[Stored data entries]

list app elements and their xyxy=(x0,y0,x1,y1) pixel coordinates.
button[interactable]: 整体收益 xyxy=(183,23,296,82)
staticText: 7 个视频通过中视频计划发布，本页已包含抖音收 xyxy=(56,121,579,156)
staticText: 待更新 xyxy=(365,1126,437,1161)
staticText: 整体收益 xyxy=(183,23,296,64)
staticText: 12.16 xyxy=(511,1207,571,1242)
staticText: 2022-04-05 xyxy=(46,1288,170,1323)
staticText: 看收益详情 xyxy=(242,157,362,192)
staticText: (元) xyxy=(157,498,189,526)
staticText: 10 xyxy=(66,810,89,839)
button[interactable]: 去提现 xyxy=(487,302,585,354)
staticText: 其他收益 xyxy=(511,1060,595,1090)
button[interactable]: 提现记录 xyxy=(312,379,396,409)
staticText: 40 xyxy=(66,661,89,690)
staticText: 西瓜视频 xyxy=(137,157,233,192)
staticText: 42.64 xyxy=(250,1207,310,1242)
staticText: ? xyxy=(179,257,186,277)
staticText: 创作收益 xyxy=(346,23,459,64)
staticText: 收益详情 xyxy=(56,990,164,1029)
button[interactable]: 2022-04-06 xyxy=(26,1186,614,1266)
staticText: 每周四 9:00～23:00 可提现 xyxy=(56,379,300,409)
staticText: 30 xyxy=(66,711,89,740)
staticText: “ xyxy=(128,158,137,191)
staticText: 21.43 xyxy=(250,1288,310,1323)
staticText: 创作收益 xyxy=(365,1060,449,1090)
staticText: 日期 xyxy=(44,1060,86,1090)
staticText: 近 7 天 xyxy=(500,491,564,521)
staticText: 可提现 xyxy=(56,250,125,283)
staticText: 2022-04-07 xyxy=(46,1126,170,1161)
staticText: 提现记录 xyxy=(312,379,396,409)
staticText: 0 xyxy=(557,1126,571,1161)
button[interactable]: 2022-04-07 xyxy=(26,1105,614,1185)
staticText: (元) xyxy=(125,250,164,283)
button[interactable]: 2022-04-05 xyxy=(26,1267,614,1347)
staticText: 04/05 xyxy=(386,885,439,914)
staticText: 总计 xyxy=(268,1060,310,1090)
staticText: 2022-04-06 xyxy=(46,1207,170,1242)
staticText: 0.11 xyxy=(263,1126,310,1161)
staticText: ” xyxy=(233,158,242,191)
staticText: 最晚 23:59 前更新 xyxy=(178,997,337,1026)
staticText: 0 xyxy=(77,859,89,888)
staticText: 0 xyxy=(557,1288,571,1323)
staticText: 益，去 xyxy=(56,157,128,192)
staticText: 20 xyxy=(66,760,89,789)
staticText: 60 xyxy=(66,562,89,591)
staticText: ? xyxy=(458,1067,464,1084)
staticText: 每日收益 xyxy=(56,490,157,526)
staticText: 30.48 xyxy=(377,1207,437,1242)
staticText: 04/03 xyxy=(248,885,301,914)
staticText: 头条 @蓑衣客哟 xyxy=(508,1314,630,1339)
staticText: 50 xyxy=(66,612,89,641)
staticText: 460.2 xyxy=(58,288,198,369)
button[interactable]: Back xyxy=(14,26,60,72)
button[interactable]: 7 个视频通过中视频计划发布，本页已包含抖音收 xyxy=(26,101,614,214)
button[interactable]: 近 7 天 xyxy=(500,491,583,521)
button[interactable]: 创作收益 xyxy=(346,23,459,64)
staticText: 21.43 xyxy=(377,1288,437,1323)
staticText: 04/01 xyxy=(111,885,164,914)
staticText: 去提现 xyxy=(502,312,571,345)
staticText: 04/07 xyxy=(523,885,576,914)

(Task brief):
Copy out every entry above with "staticText" changed to "label" wherever it occurs, leaving all other text untouched.

(Answer to this problem):
list app elements and their xyxy=(x0,y0,x1,y1) pixel coordinates.
button[interactable]: 整体收益 xyxy=(183,23,296,82)
label: 7 个视频通过中视频计划发布，本页已包含抖音收 xyxy=(56,121,579,156)
label: 待更新 xyxy=(365,1126,437,1161)
label: 整体收益 xyxy=(183,23,296,64)
label: 12.16 xyxy=(511,1207,571,1242)
label: 2022-04-05 xyxy=(46,1288,170,1323)
label: 看收益详情 xyxy=(242,157,362,192)
label: (元) xyxy=(157,498,189,526)
label: 10 xyxy=(66,810,89,839)
button[interactable]: 去提现 xyxy=(487,302,585,354)
label: 其他收益 xyxy=(511,1060,595,1090)
button[interactable]: 提现记录 xyxy=(312,379,396,409)
label: 40 xyxy=(66,661,89,690)
label: 西瓜视频 xyxy=(137,157,233,192)
label: 42.64 xyxy=(250,1207,310,1242)
label: ? xyxy=(179,257,186,277)
label: 创作收益 xyxy=(346,23,459,64)
label: 收益详情 xyxy=(56,990,164,1029)
button[interactable]: 2022-04-06 xyxy=(26,1186,614,1266)
label: 每周四 9:00～23:00 可提现 xyxy=(56,379,300,409)
label: 30 xyxy=(66,711,89,740)
label: “ xyxy=(128,158,137,191)
label: 21.43 xyxy=(250,1288,310,1323)
label: 创作收益 xyxy=(365,1060,449,1090)
label: 日期 xyxy=(44,1060,86,1090)
label: 近 7 天 xyxy=(500,491,564,521)
label: 可提现 xyxy=(56,250,125,283)
label: 2022-04-07 xyxy=(46,1126,170,1161)
label: 提现记录 xyxy=(312,379,396,409)
label: 0 xyxy=(557,1126,571,1161)
button[interactable]: 2022-04-07 xyxy=(26,1105,614,1185)
label: (元) xyxy=(125,250,164,283)
button[interactable]: 2022-04-05 xyxy=(26,1267,614,1347)
label: 04/05 xyxy=(386,885,439,914)
label: 总计 xyxy=(268,1060,310,1090)
label: 2022-04-06 xyxy=(46,1207,170,1242)
label: 0.11 xyxy=(263,1126,310,1161)
label: ” xyxy=(233,158,242,191)
label: 最晚 23:59 前更新 xyxy=(178,997,337,1026)
label: 0 xyxy=(77,859,89,888)
label: 0 xyxy=(557,1288,571,1323)
label: 益，去 xyxy=(56,157,128,192)
label: 20 xyxy=(66,760,89,789)
label: 60 xyxy=(66,562,89,591)
label: ? xyxy=(458,1067,464,1084)
label: 每日收益 xyxy=(56,490,157,526)
label: 30.48 xyxy=(377,1207,437,1242)
label: 04/03 xyxy=(248,885,301,914)
label: 头条 @蓑衣客哟 xyxy=(508,1314,630,1339)
label: 50 xyxy=(66,612,89,641)
label: 460.2 xyxy=(58,288,198,369)
button[interactable]: Back xyxy=(14,26,60,72)
button[interactable]: 7 个视频通过中视频计划发布，本页已包含抖音收 xyxy=(26,101,614,214)
button[interactable]: 近 7 天 xyxy=(500,491,583,521)
button[interactable]: 创作收益 xyxy=(346,23,459,64)
label: 21.43 xyxy=(377,1288,437,1323)
label: 04/01 xyxy=(111,885,164,914)
label: 去提现 xyxy=(502,312,571,345)
label: 04/07 xyxy=(523,885,576,914)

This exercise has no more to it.